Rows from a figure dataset
----------

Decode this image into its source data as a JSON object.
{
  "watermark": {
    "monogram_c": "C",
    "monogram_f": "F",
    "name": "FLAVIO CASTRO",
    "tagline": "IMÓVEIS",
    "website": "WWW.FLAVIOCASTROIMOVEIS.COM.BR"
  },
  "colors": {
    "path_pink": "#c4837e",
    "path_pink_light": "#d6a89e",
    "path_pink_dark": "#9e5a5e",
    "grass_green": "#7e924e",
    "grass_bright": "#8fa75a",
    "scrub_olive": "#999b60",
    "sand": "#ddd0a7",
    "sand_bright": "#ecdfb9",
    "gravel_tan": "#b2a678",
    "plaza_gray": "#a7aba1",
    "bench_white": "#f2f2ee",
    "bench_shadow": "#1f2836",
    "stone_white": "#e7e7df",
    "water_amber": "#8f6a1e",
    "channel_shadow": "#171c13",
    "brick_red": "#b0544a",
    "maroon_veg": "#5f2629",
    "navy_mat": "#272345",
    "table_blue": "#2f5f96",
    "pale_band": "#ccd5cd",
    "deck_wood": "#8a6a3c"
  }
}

----------

> Problem statement: Type out the material again exactly as presented.

> Complete answer:
Decode this image into its source data as a JSON object.
{
  "watermark": {
    "monogram_c": "C",
    "monogram_f": "F",
    "name": "FLAVIO CASTRO",
    "tagline": "IMÓVEIS",
    "website": "WWW.FLAVIOCASTROIMOVEIS.COM.BR"
  },
  "colors": {
    "path_pink": "#c4837e",
    "path_pink_light": "#d6a89e",
    "path_pink_dark": "#9e5a5e",
    "grass_green": "#7e924e",
    "grass_bright": "#8fa75a",
    "scrub_olive": "#999b60",
    "sand": "#ddd0a7",
    "sand_bright": "#ecdfb9",
    "gravel_tan": "#b2a678",
    "plaza_gray": "#a7aba1",
    "bench_white": "#f2f2ee",
    "bench_shadow": "#1f2836",
    "stone_white": "#e7e7df",
    "water_amber": "#8f6a1e",
    "channel_shadow": "#171c13",
    "brick_red": "#b0544a",
    "maroon_veg": "#5f2629",
    "navy_mat": "#272345",
    "table_blue": "#2f5f96",
    "pale_band": "#ccd5cd",
    "deck_wood": "#8a6a3c"
  }
}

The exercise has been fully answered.